TESTO DI PARTENZA:
# # #

Arte - 4 March 2014

Gli stereotipi degli aspiranti scrittori

L’Italia è un paese in cui, più che leggere, si scrive. Secondo le statistiche, quattro liceali su cinque dicono di voler diventare degli scrittori, mentre il quinto si accontenterebbe di fare il giornalista. Tutti noi abbiamo un amico, un conoscente, un noi-stessi che ha tentato, con alterne fortune, di farsi pubblicare un libro.

Per dare un pubblico a tutte le opere che vorrebbero finire in libreria, l’intera popolazione cinese dovrebbe mettersi leggere i volumi che ogni anno vengono inviati alle case editrici. Purtroppo, come è noto, i cinesi non capiscono minimamente l’italiano.

L’Oltreuomo fa uscire questo post per dare una pacca sulla spalla a tutti gli aspiranti scrittori e ricordare loro che non sono soli. Anzi, siete tantissimi. Addirittura troppi.

Lo scrittore maledetto

E’ l’alcolizzato che ha steso una patina di letteratura sul suo problema con la bottiglia. Ha frequentato una Facoltà umanistica, che ufficialmente disprezza, ma di cui va intimamente fiero. Scrive di notte per darsi un tono e perché l’alternativa sarebbe rileggere per l’ennesima volta John Fante. Adora anche Bukowski, di cui ha fatto propria la vena alcolista e la scrittura scurrile. Quando esce la sera, si definisce “scrittore” per far colpo sulle studentesse di Lettere. In realtà i suoi testi non sono mai arrivati sulla scrivania dell’editore perché, troppo ubriaco al momento di scrivere l’indirizzo a cui recapitare il pacco, li ha inviati al ferramenta che sta due numeri civici dopo la Mondadori.

L’autistico

L’autistico è una persona timida e introversa. Usa la pagina scritta per esprimere il proprio bisogno di socialità. Per questo le sue opere parlano di amori impossibili e amicizie profonde. In pratica, confonde l’editore con lo psicoterapeuta. Per lui la cosa migliore sarebbe incontrare qualcuno e farsi una passeggiata all’aperto, ma probabilmente si chiuderà in camera per riflettere sul perché nessuno gli pubblichi l’opera. I libri spesso sono più pericolosi per chi li scrive che per chi li legge.

# # #

COSA FARE:
• 1. Secondo il testo sugli aspiranti scrittori, quanti liceali su cinque dicono di voler diventare scrittori?
• 2. Per favore, prosegui il testo sugli aspiranti scrittori a partire dalla sua ultima frase.

# # #

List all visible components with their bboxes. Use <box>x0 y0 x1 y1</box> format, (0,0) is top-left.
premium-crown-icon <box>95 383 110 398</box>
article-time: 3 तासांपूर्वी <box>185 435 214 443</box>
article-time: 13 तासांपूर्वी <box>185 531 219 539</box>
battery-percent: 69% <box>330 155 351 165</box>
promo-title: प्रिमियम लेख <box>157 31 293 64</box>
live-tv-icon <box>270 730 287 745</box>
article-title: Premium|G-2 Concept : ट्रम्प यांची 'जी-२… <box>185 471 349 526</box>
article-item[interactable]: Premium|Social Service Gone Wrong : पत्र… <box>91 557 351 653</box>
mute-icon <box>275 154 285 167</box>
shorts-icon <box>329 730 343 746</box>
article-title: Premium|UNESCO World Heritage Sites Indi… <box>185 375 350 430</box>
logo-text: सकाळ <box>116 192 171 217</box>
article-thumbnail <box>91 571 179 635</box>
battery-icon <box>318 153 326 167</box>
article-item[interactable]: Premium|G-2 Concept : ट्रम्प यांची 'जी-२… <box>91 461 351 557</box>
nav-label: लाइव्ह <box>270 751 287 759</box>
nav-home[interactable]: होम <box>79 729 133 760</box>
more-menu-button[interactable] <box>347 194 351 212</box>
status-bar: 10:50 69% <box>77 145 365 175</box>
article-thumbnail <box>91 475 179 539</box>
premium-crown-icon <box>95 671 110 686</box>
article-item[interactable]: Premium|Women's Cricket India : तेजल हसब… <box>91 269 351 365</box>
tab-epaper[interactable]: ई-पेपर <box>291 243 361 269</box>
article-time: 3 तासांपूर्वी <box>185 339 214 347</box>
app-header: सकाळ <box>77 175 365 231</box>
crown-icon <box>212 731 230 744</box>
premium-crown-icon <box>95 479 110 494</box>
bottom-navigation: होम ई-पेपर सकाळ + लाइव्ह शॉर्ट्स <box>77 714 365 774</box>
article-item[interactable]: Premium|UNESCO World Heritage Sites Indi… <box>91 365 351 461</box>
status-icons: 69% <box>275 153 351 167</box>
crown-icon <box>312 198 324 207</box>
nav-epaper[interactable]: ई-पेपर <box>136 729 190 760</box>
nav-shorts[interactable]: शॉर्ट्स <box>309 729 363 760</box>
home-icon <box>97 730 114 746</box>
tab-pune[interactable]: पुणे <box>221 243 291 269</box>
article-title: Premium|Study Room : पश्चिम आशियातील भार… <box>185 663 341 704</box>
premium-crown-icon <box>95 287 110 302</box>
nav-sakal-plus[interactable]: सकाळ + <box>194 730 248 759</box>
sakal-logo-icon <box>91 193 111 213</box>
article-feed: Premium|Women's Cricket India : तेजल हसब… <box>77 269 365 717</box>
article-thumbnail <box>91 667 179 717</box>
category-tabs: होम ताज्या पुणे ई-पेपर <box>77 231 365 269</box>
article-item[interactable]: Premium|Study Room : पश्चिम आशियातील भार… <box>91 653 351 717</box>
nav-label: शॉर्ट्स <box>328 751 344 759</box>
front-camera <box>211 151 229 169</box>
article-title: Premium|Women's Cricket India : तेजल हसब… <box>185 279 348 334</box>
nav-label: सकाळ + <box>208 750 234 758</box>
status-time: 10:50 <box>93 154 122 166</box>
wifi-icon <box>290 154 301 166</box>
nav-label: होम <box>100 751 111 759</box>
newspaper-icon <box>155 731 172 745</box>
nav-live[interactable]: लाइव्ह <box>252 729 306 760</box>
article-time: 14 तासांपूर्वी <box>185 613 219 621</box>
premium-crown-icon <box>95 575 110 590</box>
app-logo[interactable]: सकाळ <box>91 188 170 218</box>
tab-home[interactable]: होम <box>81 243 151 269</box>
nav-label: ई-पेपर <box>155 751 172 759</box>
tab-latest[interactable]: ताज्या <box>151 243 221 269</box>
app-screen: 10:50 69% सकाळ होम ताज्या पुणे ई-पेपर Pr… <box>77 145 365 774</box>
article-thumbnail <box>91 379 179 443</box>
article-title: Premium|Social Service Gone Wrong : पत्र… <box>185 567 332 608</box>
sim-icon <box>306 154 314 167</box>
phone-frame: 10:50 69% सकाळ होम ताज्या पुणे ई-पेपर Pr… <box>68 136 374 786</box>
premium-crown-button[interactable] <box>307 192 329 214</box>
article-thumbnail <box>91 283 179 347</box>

# # #

RISULTATI DELL'ESERCIZIO:
• 1. Quattro liceali su cinque.

• 2.
Quello che si pubblica da solo

Il capitalismo si basa principalmente sul narcisismo del consumatore, non sull’utilità dei beni prodotti. Questo ha dato origine, tra le altre cose, a quelle case editrici che pubblicano a pagamento libri di esordienti. Superata una certa età, l’aspirante scrittore sente che, se il mercato lo rifiuta, bisogna passare all’attacco. Per questo investe cifre anche ingenti per farsi pubblicare un libro. Solitamente si tratta di edizioni indecenti, con le lettere stampate storte e la copertina in polistirolo. Tuttavia la confezione rimane di gran lunga superiore al contenuto.

Masterpiece è la versione a puntate di questo post

La ragazzina

La ragazzina è tale non per età anagrafica, ma mentale. Capita così di incontrare splendide milf che si vantano di aver scritto un libro di fiabe. O quarantenni che stanno completando una saga sugli amori adolescenziali con la trama copiata da Centovetrine. La nostalgia per il periodo della vita in cui si poteva ancora diventare mamme è una cosa normale che deve potersi esprimere anche tramite la letteratura. Poi per fortuna arrivano gli editori a cestinare certe porcherie.

Il poeta

Il poeta è una combo tra lo scrittore maledetto e l’autistico. I libri di poesie non hanno alcuna chance di venire pubblicati. Per questo la sua voglia di pubblico si riversa su familiari e amici. Se va bene, vi proporrà degli haiku. Se va male, poemi epici.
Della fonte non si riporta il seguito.